Objective: Find the lines holding the string "수검행태" in the data, then copy all of them.

Extracted material:
-*-*-

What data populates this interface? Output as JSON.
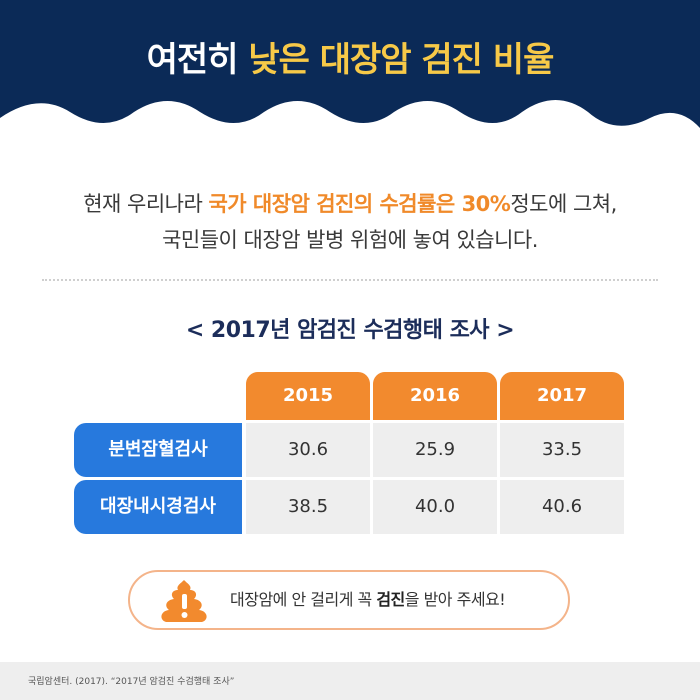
{
  "header": {
    "title_part1": "여전히 ",
    "title_part2": "낮은 대장암 검진 비율",
    "bg_color": "#0b2a57",
    "highlight_color": "#f7c948"
  },
  "intro": {
    "line1_a": "현재 우리나라 ",
    "line1_b": "국가 대장암 검진의 수검률은 30%",
    "line1_c": "정도에 그쳐,",
    "line2": "국민들이 대장암 발병 위험에 놓여 있습니다."
  },
  "survey": {
    "title": "< 2017년 암검진 수검행태 조사 >",
    "years": [
      "2015",
      "2016",
      "2017"
    ],
    "rows": [
      {
        "label": "분변잠혈검사",
        "values": [
          "30.6",
          "25.9",
          "33.5"
        ]
      },
      {
        "label": "대장내시경검사",
        "values": [
          "38.5",
          "40.0",
          "40.6"
        ]
      }
    ]
  },
  "notice": {
    "text_a": "대장암에 안 걸리게 꼭 ",
    "text_b": "검진",
    "text_c": "을 받아 주세요!",
    "icon": "poop-warning-icon"
  },
  "footer": {
    "source": "국립암센터. (2017). “2017년 암검진 수검행태 조사”"
  }
}
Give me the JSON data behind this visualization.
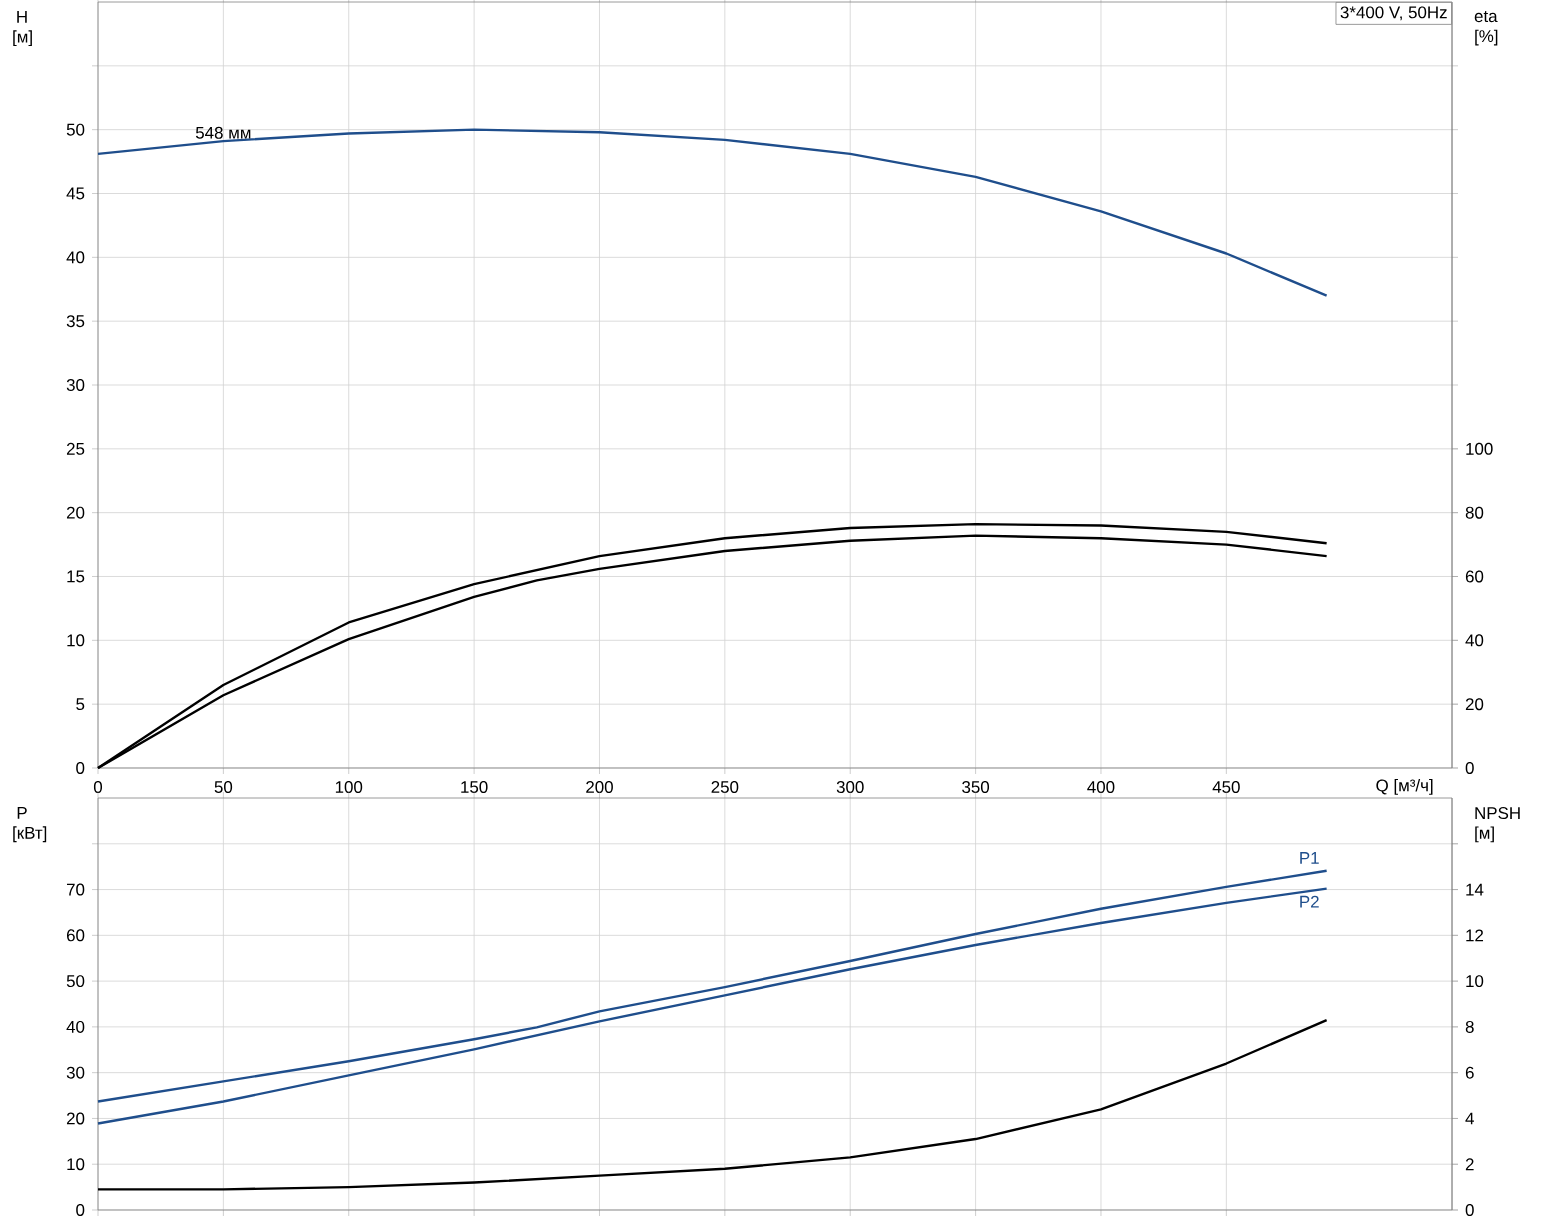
{
  "chart_data": [
    {
      "type": "line",
      "annotations": [
        "3*400 V, 50Hz",
        {
          "text": "548 мм",
          "x": 50,
          "y": 49.1
        }
      ],
      "xlabel": "Q [м³/ч]",
      "ylabel": "H [м]",
      "y2label": "eta [%]",
      "xlim": [
        0,
        540
      ],
      "xticks": [
        0,
        50,
        100,
        150,
        200,
        250,
        300,
        350,
        400,
        450
      ],
      "ylim": [
        0,
        60
      ],
      "yticks": [
        0,
        5,
        10,
        15,
        20,
        25,
        30,
        35,
        40,
        45,
        50,
        {
          "value": 55,
          "label": null
        }
      ],
      "y2lim": [
        0,
        240
      ],
      "y2ticks": [
        0,
        20,
        40,
        60,
        80,
        100
      ],
      "grid": true,
      "marker": "none",
      "series": [
        {
          "color": "#1f4e8c",
          "x": [
            0,
            50,
            100,
            150,
            200,
            250,
            300,
            350,
            400,
            450,
            490
          ],
          "values": [
            48.1,
            49.1,
            49.7,
            50,
            49.8,
            49.2,
            48.1,
            46.3,
            43.6,
            40.3,
            37.0
          ]
        },
        {
          "color": "#000000",
          "axis": "y2",
          "x": [
            0,
            50,
            100,
            150,
            200,
            250,
            300,
            350,
            400,
            450,
            490
          ],
          "values": [
            0,
            26,
            45.6,
            57.6,
            66.4,
            72,
            75.2,
            76.4,
            76,
            74,
            70.4
          ]
        },
        {
          "color": "#000000",
          "axis": "y2",
          "x": [
            0,
            50,
            100,
            150,
            175,
            200,
            250,
            300,
            350,
            400,
            450,
            490
          ],
          "values": [
            0,
            22.8,
            40.4,
            53.6,
            58.8,
            62.4,
            68,
            71.2,
            72.8,
            72,
            70,
            66.4
          ]
        }
      ]
    },
    {
      "type": "line",
      "ylabel": "P [кВт]",
      "y2label": "NPSH [м]",
      "xlim": [
        0,
        540
      ],
      "xticks": [
        0,
        50,
        100,
        150,
        200,
        250,
        300,
        350,
        400,
        450
      ],
      "ylim": [
        0,
        90
      ],
      "yticks": [
        0,
        10,
        20,
        30,
        40,
        50,
        60,
        70,
        {
          "value": 80,
          "label": null
        }
      ],
      "y2lim": [
        0,
        18
      ],
      "y2ticks": [
        0,
        2,
        4,
        6,
        8,
        10,
        12,
        14,
        {
          "value": 16,
          "label": null
        }
      ],
      "tick_labels": "y",
      "grid": true,
      "marker": "none",
      "series": [
        {
          "name": "P1",
          "color": "#1f4e8c",
          "x": [
            0,
            50,
            100,
            150,
            175,
            200,
            250,
            300,
            350,
            400,
            450,
            490
          ],
          "values": [
            23.7,
            28.1,
            32.5,
            37.3,
            39.9,
            43.4,
            48.7,
            54.4,
            60.3,
            65.8,
            70.6,
            74.1
          ]
        },
        {
          "name": "P2",
          "color": "#1f4e8c",
          "x": [
            0,
            50,
            100,
            150,
            200,
            250,
            300,
            350,
            400,
            450,
            490
          ],
          "values": [
            18.9,
            23.7,
            29.4,
            35.1,
            41.2,
            46.9,
            52.6,
            57.9,
            62.7,
            67.1,
            70.2
          ]
        },
        {
          "color": "#000000",
          "axis": "y2",
          "x": [
            0,
            50,
            100,
            150,
            200,
            250,
            300,
            350,
            400,
            450,
            490
          ],
          "values": [
            0.9,
            0.9,
            1.0,
            1.2,
            1.5,
            1.8,
            2.3,
            3.1,
            4.4,
            6.4,
            8.3
          ]
        }
      ]
    }
  ]
}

-*-*-

Written response:
    "title": "< 2017년 암검진 수검행태 조사 >",
    "source": "국립암센터. (2017). “2017년 암검진 수검행태 조사”"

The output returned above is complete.